▸ Entries shown:
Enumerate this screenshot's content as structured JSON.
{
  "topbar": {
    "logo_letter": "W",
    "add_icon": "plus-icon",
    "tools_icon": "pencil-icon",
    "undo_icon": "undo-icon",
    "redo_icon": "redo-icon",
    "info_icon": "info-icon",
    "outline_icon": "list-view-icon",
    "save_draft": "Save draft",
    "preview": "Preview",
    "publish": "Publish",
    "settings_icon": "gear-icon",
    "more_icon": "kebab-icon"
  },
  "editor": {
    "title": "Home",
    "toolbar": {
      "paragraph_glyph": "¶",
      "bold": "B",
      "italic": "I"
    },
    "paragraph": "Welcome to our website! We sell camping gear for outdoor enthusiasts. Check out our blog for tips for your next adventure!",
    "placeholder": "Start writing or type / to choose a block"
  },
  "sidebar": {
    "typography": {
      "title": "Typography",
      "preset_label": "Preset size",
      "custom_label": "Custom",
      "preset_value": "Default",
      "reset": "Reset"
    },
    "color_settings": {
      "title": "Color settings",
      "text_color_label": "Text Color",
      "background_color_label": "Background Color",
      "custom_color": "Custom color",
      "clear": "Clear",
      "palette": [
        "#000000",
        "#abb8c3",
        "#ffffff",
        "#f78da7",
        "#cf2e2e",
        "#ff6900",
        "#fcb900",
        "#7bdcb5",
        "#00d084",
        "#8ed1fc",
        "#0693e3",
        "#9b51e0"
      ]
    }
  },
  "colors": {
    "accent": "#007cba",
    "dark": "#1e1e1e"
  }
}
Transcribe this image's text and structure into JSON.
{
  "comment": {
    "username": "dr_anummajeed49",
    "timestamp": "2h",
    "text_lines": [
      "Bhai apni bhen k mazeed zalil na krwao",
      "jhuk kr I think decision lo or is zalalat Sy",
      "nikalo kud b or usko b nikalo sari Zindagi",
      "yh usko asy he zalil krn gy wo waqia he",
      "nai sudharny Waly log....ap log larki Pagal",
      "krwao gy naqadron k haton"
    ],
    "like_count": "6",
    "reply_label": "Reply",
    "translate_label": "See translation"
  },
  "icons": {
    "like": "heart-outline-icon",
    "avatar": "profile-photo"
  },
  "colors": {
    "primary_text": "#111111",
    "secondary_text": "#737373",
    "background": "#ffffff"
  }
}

▸ Exercise aim: Where a line contains "JSON", copy that line.

▸ Correct output:
Enumerate this screenshot's content as structured JSON.
Transcribe this image's text and structure into JSON.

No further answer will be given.